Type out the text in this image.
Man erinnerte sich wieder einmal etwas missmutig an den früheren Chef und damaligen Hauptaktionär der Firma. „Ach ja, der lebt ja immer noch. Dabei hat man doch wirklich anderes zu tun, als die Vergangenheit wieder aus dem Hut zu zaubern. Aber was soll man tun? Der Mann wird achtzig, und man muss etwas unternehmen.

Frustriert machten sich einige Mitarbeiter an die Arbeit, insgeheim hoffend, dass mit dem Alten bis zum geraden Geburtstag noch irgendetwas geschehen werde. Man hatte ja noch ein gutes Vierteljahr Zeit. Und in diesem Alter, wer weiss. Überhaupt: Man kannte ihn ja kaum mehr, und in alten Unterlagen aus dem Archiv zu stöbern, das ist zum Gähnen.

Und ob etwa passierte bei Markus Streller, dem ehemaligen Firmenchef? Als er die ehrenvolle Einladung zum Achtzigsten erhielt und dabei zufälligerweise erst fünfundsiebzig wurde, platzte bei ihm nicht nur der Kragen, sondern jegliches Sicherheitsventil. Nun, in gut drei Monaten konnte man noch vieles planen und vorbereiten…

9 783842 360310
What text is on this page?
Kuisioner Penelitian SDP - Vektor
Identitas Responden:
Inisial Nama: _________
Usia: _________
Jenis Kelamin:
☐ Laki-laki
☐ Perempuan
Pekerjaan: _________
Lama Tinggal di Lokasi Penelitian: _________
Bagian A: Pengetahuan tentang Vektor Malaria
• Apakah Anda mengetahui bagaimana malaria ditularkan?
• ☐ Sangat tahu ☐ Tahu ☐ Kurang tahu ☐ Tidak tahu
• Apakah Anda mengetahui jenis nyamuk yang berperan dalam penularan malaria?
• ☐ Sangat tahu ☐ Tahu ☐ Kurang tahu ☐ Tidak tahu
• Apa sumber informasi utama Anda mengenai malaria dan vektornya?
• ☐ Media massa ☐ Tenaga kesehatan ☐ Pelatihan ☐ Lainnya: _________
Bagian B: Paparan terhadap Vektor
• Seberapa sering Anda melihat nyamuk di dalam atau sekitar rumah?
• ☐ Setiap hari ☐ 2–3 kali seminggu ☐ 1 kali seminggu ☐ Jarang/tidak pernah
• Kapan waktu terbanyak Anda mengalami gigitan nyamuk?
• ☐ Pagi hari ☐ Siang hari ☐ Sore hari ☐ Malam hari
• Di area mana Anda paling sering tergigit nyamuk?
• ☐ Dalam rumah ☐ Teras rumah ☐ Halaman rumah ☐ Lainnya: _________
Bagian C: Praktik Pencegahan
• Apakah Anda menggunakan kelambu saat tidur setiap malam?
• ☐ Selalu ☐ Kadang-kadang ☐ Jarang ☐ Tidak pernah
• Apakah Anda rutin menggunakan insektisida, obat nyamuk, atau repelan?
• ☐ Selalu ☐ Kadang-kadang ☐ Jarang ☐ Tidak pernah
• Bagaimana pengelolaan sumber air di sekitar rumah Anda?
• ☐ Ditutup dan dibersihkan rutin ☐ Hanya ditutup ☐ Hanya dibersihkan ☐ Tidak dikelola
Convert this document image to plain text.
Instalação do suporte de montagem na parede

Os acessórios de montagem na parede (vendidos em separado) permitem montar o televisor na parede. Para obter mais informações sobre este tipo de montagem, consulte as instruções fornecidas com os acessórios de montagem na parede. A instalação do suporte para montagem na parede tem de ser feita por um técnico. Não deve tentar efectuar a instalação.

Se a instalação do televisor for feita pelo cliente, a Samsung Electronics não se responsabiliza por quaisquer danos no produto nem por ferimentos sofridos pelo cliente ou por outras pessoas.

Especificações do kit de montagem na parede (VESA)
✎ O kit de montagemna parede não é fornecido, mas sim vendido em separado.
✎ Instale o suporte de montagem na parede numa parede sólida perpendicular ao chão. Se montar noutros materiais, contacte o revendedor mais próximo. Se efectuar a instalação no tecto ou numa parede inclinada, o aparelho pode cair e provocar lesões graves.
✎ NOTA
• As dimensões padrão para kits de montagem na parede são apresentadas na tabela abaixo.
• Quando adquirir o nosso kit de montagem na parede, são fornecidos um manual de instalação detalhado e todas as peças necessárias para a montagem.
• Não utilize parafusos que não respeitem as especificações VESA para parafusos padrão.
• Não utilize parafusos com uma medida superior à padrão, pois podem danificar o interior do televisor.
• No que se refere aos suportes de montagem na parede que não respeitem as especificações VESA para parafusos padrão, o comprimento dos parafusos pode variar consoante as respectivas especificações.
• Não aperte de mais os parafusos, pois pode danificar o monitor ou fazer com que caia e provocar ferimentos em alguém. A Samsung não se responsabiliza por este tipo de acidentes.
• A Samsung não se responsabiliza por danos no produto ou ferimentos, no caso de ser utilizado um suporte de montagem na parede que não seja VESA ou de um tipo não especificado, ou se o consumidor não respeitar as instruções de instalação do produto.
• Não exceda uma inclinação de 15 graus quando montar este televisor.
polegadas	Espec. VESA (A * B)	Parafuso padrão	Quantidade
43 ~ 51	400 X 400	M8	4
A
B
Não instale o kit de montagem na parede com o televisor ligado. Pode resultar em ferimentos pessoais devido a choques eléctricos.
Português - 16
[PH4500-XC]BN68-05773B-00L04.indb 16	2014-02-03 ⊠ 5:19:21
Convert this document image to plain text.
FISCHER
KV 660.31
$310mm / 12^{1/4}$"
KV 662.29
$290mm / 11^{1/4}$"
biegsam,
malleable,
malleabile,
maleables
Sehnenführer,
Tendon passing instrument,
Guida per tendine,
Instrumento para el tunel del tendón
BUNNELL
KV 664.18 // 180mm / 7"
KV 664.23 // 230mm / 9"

◆ **PROBLEM STATEMENT**
Each line above is to be repeated exactly.

◆ **RESULT OF THE EXERCISE**
Type out the text in this image.
Man erinnerte sich wieder einmal etwas missmutig an den früheren Chef und damaligen Hauptaktionär der Firma. „Ach ja, der lebt ja immer noch. Dabei hat man doch wirklich anderes zu tun, als die Vergangenheit wieder aus dem Hut zu zaubern. Aber was soll man tun? Der Mann wird achtzig, und man muss etwas unternehmen.

Frustriert machten sich einige Mitarbeiter an die Arbeit, insgeheim hoffend, dass mit dem Alten bis zum geraden Geburtstag noch irgendetwas geschehen werde. Man hatte ja noch ein gutes Vierteljahr Zeit. Und in diesem Alter, wer weiss. Überhaupt: Man kannte ihn ja kaum mehr, und in alten Unterlagen aus dem Archiv zu stöbern, das ist zum Gähnen.

Und ob etwa passierte bei Markus Streller, dem ehemaligen Firmenchef? Als er die ehrenvolle Einladung zum Achtzigsten erhielt und dabei zufälligerweise erst fünfundsiebzig wurde, platzte bei ihm nicht nur der Kragen, sondern jegliches Sicherheitsventil. Nun, in gut drei Monaten konnte man noch vieles planen und vorbereiten…

9 783842 360310
What text is on this page?
Kuisioner Penelitian SDP - Vektor
Identitas Responden:
Inisial Nama: _________
Usia: _________
Jenis Kelamin:
☐ Laki-laki
☐ Perempuan
Pekerjaan: _________
Lama Tinggal di Lokasi Penelitian: _________
Bagian A: Pengetahuan tentang Vektor Malaria
• Apakah Anda mengetahui bagaimana malaria ditularkan?
• ☐ Sangat tahu ☐ Tahu ☐ Kurang tahu ☐ Tidak tahu
• Apakah Anda mengetahui jenis nyamuk yang berperan dalam penularan malaria?
• ☐ Sangat tahu ☐ Tahu ☐ Kurang tahu ☐ Tidak tahu
• Apa sumber informasi utama Anda mengenai malaria dan vektornya?
• ☐ Media massa ☐ Tenaga kesehatan ☐ Pelatihan ☐ Lainnya: _________
Bagian B: Paparan terhadap Vektor
• Seberapa sering Anda melihat nyamuk di dalam atau sekitar rumah?
• ☐ Setiap hari ☐ 2–3 kali seminggu ☐ 1 kali seminggu ☐ Jarang/tidak pernah
• Kapan waktu terbanyak Anda mengalami gigitan nyamuk?
• ☐ Pagi hari ☐ Siang hari ☐ Sore hari ☐ Malam hari
• Di area mana Anda paling sering tergigit nyamuk?
• ☐ Dalam rumah ☐ Teras rumah ☐ Halaman rumah ☐ Lainnya: _________
Bagian C: Praktik Pencegahan
• Apakah Anda menggunakan kelambu saat tidur setiap malam?
• ☐ Selalu ☐ Kadang-kadang ☐ Jarang ☐ Tidak pernah
• Apakah Anda rutin menggunakan insektisida, obat nyamuk, atau repelan?
• ☐ Selalu ☐ Kadang-kadang ☐ Jarang ☐ Tidak pernah
• Bagaimana pengelolaan sumber air di sekitar rumah Anda?
• ☐ Ditutup dan dibersihkan rutin ☐ Hanya ditutup ☐ Hanya dibersihkan ☐ Tidak dikelola
Convert this document image to plain text.
Instalação do suporte de montagem na parede

Os acessórios de montagem na parede (vendidos em separado) permitem montar o televisor na parede. Para obter mais informações sobre este tipo de montagem, consulte as instruções fornecidas com os acessórios de montagem na parede. A instalação do suporte para montagem na parede tem de ser feita por um técnico. Não deve tentar efectuar a instalação.

Se a instalação do televisor for feita pelo cliente, a Samsung Electronics não se responsabiliza por quaisquer danos no produto nem por ferimentos sofridos pelo cliente ou por outras pessoas.

Especificações do kit de montagem na parede (VESA)
✎ O kit de montagemna parede não é fornecido, mas sim vendido em separado.
✎ Instale o suporte de montagem na parede numa parede sólida perpendicular ao chão. Se montar noutros materiais, contacte o revendedor mais próximo. Se efectuar a instalação no tecto ou numa parede inclinada, o aparelho pode cair e provocar lesões graves.
✎ NOTA
• As dimensões padrão para kits de montagem na parede são apresentadas na tabela abaixo.
• Quando adquirir o nosso kit de montagem na parede, são fornecidos um manual de instalação detalhado e todas as peças necessárias para a montagem.
• Não utilize parafusos que não respeitem as especificações VESA para parafusos padrão.
• Não utilize parafusos com uma medida superior à padrão, pois podem danificar o interior do televisor.
• No que se refere aos suportes de montagem na parede que não respeitem as especificações VESA para parafusos padrão, o comprimento dos parafusos pode variar consoante as respectivas especificações.
• Não aperte de mais os parafusos, pois pode danificar o monitor ou fazer com que caia e provocar ferimentos em alguém. A Samsung não se responsabiliza por este tipo de acidentes.
• A Samsung não se responsabiliza por danos no produto ou ferimentos, no caso de ser utilizado um suporte de montagem na parede que não seja VESA ou de um tipo não especificado, ou se o consumidor não respeitar as instruções de instalação do produto.
• Não exceda uma inclinação de 15 graus quando montar este televisor.
polegadas	Espec. VESA (A * B)	Parafuso padrão	Quantidade
43 ~ 51	400 X 400	M8	4
A
B
Não instale o kit de montagem na parede com o televisor ligado. Pode resultar em ferimentos pessoais devido a choques eléctricos.
Português - 16
[PH4500-XC]BN68-05773B-00L04.indb 16	2014-02-03 ⊠ 5:19:21
Convert this document image to plain text.
FISCHER
KV 660.31
$310mm / 12^{1/4}$"
KV 662.29
$290mm / 11^{1/4}$"
biegsam,
malleable,
malleabile,
maleables
Sehnenführer,
Tendon passing instrument,
Guida per tendine,
Instrumento para el tunel del tendón
BUNNELL
KV 664.18 // 180mm / 7"
KV 664.23 // 230mm / 9"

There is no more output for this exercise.